**WHAT IS BEING ASKED:**
Retype the material below line for line, with no changes at all.

-- Start --

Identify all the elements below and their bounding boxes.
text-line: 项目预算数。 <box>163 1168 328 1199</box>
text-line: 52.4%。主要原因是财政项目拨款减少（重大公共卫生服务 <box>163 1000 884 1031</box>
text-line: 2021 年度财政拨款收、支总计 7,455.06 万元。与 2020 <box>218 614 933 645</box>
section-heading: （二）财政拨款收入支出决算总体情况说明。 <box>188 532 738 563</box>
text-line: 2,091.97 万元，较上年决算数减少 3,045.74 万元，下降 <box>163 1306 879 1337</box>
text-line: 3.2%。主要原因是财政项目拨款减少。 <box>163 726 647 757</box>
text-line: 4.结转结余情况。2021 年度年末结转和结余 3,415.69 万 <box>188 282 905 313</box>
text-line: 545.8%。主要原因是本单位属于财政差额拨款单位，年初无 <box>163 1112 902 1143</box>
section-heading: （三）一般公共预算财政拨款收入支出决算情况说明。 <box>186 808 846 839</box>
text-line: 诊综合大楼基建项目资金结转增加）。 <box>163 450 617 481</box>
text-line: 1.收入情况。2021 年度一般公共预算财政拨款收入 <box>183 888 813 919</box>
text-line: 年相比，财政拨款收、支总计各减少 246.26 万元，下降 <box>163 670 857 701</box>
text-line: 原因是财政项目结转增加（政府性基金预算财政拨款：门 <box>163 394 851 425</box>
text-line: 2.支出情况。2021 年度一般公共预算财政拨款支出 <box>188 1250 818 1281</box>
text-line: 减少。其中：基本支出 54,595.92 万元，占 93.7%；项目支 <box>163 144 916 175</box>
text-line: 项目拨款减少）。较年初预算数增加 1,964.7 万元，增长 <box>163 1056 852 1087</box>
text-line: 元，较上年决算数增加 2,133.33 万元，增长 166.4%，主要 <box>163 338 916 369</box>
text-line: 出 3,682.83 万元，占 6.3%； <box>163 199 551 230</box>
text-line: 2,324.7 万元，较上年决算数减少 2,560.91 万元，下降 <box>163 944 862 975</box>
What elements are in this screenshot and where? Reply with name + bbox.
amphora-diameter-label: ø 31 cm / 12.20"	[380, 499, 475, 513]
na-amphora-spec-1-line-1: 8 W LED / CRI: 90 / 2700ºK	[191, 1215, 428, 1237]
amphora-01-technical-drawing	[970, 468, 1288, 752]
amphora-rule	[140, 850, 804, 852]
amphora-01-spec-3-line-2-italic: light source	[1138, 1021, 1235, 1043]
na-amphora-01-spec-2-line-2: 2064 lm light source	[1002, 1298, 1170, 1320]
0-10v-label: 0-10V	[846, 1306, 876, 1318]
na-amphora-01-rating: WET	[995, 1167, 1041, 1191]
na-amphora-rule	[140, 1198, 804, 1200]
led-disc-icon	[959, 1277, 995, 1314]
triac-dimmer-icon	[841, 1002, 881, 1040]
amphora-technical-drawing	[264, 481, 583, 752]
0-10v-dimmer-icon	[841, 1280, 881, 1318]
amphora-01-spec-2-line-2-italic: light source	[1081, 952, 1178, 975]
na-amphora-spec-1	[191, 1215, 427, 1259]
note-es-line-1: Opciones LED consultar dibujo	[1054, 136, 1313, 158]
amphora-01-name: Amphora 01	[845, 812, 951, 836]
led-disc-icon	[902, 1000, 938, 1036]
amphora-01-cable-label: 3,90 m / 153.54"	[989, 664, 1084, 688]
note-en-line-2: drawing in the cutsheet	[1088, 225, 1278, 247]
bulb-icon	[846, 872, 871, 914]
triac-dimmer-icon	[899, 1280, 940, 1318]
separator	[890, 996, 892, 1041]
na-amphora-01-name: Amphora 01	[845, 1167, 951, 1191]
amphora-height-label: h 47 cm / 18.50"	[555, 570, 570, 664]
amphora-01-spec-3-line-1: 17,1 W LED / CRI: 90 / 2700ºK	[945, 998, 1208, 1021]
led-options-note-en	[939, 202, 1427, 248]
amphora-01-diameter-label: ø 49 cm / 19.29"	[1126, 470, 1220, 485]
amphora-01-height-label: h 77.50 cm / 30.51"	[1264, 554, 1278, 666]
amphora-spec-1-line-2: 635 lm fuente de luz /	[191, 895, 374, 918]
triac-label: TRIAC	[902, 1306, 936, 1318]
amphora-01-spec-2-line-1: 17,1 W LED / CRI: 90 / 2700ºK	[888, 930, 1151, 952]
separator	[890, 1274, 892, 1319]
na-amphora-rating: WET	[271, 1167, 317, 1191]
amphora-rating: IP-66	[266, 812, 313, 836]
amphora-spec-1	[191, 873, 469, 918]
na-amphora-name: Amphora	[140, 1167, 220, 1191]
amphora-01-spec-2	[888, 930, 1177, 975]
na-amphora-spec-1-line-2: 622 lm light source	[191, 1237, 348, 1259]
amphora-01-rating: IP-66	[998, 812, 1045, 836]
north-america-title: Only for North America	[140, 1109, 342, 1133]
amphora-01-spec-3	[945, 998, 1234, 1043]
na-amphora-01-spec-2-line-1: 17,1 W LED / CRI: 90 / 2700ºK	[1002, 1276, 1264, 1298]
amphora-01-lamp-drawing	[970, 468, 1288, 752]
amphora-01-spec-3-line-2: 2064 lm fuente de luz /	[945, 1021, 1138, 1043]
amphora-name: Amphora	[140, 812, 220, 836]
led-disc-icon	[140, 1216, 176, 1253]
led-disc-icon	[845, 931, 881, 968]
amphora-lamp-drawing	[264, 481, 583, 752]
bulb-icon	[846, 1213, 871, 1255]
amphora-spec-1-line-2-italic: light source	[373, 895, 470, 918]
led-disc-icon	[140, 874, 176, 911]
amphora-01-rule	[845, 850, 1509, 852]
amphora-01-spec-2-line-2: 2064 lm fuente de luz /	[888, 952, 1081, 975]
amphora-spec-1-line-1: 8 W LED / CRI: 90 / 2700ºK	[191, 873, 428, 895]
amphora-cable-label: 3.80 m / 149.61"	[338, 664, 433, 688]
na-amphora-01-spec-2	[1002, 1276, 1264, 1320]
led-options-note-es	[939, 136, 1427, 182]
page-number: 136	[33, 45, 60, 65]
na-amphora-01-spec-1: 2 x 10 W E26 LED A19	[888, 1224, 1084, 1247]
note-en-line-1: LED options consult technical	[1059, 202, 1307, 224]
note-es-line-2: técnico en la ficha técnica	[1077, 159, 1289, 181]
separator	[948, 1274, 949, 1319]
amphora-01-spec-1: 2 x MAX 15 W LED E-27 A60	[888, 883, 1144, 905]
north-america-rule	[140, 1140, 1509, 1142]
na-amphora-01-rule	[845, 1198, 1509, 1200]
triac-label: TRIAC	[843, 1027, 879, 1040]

-- End --

**WORKED ANSWER:**
Identify all the elements below and their bounding boxes.
text-line: 项目预算数。 <box>163 1168 328 1199</box>
text-line: 52.4%。主要原因是财政项目拨款减少（重大公共卫生服务 <box>163 1000 884 1031</box>
text-line: 2021 年度财政拨款收、支总计 7,455.06 万元。与 2020 <box>218 614 933 645</box>
section-heading: （二）财政拨款收入支出决算总体情况说明。 <box>188 532 738 563</box>
text-line: 2,091.97 万元，较上年决算数减少 3,045.74 万元，下降 <box>163 1306 879 1337</box>
text-line: 3.2%。主要原因是财政项目拨款减少。 <box>163 726 647 757</box>
text-line: 4.结转结余情况。2021 年度年末结转和结余 3,415.69 万 <box>188 282 905 313</box>
text-line: 545.8%。主要原因是本单位属于财政差额拨款单位，年初无 <box>163 1112 902 1143</box>
section-heading: （三）一般公共预算财政拨款收入支出决算情况说明。 <box>186 808 846 839</box>
text-line: 诊综合大楼基建项目资金结转增加）。 <box>163 450 617 481</box>
text-line: 1.收入情况。2021 年度一般公共预算财政拨款收入 <box>183 888 813 919</box>
text-line: 年相比，财政拨款收、支总计各减少 246.26 万元，下降 <box>163 670 857 701</box>
text-line: 原因是财政项目结转增加（政府性基金预算财政拨款：门 <box>163 394 851 425</box>
text-line: 2.支出情况。2021 年度一般公共预算财政拨款支出 <box>188 1250 818 1281</box>
text-line: 减少。其中：基本支出 54,595.92 万元，占 93.7%；项目支 <box>163 144 916 175</box>
text-line: 项目拨款减少）。较年初预算数增加 1,964.7 万元，增长 <box>163 1056 852 1087</box>
text-line: 元，较上年决算数增加 2,133.33 万元，增长 166.4%，主要 <box>163 338 916 369</box>
text-line: 出 3,682.83 万元，占 6.3%； <box>163 199 551 230</box>
text-line: 2,324.7 万元，较上年决算数减少 2,560.91 万元，下降 <box>163 944 862 975</box>
What elements are in this screenshot and where? Reply with name + bbox.
amphora-diameter-label: ø 31 cm / 12.20"	[380, 499, 475, 513]
na-amphora-spec-1-line-1: 8 W LED / CRI: 90 / 2700ºK	[191, 1215, 428, 1237]
amphora-01-technical-drawing	[970, 468, 1288, 752]
amphora-rule	[140, 850, 804, 852]
amphora-01-spec-3-line-2-italic: light source	[1138, 1021, 1235, 1043]
na-amphora-01-spec-2-line-2: 2064 lm light source	[1002, 1298, 1170, 1320]
0-10v-label: 0-10V	[846, 1306, 876, 1318]
na-amphora-01-rating: WET	[995, 1167, 1041, 1191]
na-amphora-rule	[140, 1198, 804, 1200]
led-disc-icon	[959, 1277, 995, 1314]
triac-dimmer-icon	[841, 1002, 881, 1040]
amphora-technical-drawing	[264, 481, 583, 752]
0-10v-dimmer-icon	[841, 1280, 881, 1318]
amphora-01-spec-2-line-2-italic: light source	[1081, 952, 1178, 975]
na-amphora-spec-1	[191, 1215, 427, 1259]
note-es-line-1: Opciones LED consultar dibujo	[1054, 136, 1313, 158]
amphora-01-name: Amphora 01	[845, 812, 951, 836]
led-disc-icon	[902, 1000, 938, 1036]
amphora-01-cable-label: 3,90 m / 153.54"	[989, 664, 1084, 688]
note-en-line-2: drawing in the cutsheet	[1088, 225, 1278, 247]
bulb-icon	[846, 872, 871, 914]
triac-dimmer-icon	[899, 1280, 940, 1318]
separator	[890, 996, 892, 1041]
na-amphora-01-name: Amphora 01	[845, 1167, 951, 1191]
amphora-height-label: h 47 cm / 18.50"	[555, 570, 570, 664]
amphora-01-spec-3-line-1: 17,1 W LED / CRI: 90 / 2700ºK	[945, 998, 1208, 1021]
led-options-note-en	[939, 202, 1427, 248]
amphora-01-diameter-label: ø 49 cm / 19.29"	[1126, 470, 1220, 485]
amphora-01-height-label: h 77.50 cm / 30.51"	[1264, 554, 1278, 666]
amphora-spec-1-line-2: 635 lm fuente de luz /	[191, 895, 374, 918]
triac-label: TRIAC	[902, 1306, 936, 1318]
amphora-01-spec-2-line-1: 17,1 W LED / CRI: 90 / 2700ºK	[888, 930, 1151, 952]
separator	[890, 1274, 892, 1319]
na-amphora-rating: WET	[271, 1167, 317, 1191]
amphora-rating: IP-66	[266, 812, 313, 836]
amphora-spec-1	[191, 873, 469, 918]
na-amphora-name: Amphora	[140, 1167, 220, 1191]
amphora-01-spec-2	[888, 930, 1177, 975]
na-amphora-spec-1-line-2: 622 lm light source	[191, 1237, 348, 1259]
amphora-01-rating: IP-66	[998, 812, 1045, 836]
north-america-title: Only for North America	[140, 1109, 342, 1133]
amphora-01-spec-3	[945, 998, 1234, 1043]
na-amphora-01-spec-2-line-1: 17,1 W LED / CRI: 90 / 2700ºK	[1002, 1276, 1264, 1298]
amphora-01-lamp-drawing	[970, 468, 1288, 752]
amphora-01-spec-3-line-2: 2064 lm fuente de luz /	[945, 1021, 1138, 1043]
amphora-name: Amphora	[140, 812, 220, 836]
led-disc-icon	[140, 1216, 176, 1253]
led-disc-icon	[845, 931, 881, 968]
amphora-lamp-drawing	[264, 481, 583, 752]
bulb-icon	[846, 1213, 871, 1255]
amphora-spec-1-line-2-italic: light source	[373, 895, 470, 918]
led-disc-icon	[140, 874, 176, 911]
amphora-01-rule	[845, 850, 1509, 852]
amphora-01-spec-2-line-2: 2064 lm fuente de luz /	[888, 952, 1081, 975]
amphora-spec-1-line-1: 8 W LED / CRI: 90 / 2700ºK	[191, 873, 428, 895]
amphora-cable-label: 3.80 m / 149.61"	[338, 664, 433, 688]
na-amphora-01-spec-2	[1002, 1276, 1264, 1320]
led-options-note-es	[939, 136, 1427, 182]
page-number: 136	[33, 45, 60, 65]
na-amphora-01-spec-1: 2 x 10 W E26 LED A19	[888, 1224, 1084, 1247]
note-en-line-1: LED options consult technical	[1059, 202, 1307, 224]
note-es-line-2: técnico en la ficha técnica	[1077, 159, 1289, 181]
separator	[948, 1274, 949, 1319]
amphora-01-spec-1: 2 x MAX 15 W LED E-27 A60	[888, 883, 1144, 905]
north-america-rule	[140, 1140, 1509, 1142]
na-amphora-01-rule	[845, 1198, 1509, 1200]
triac-label: TRIAC	[843, 1027, 879, 1040]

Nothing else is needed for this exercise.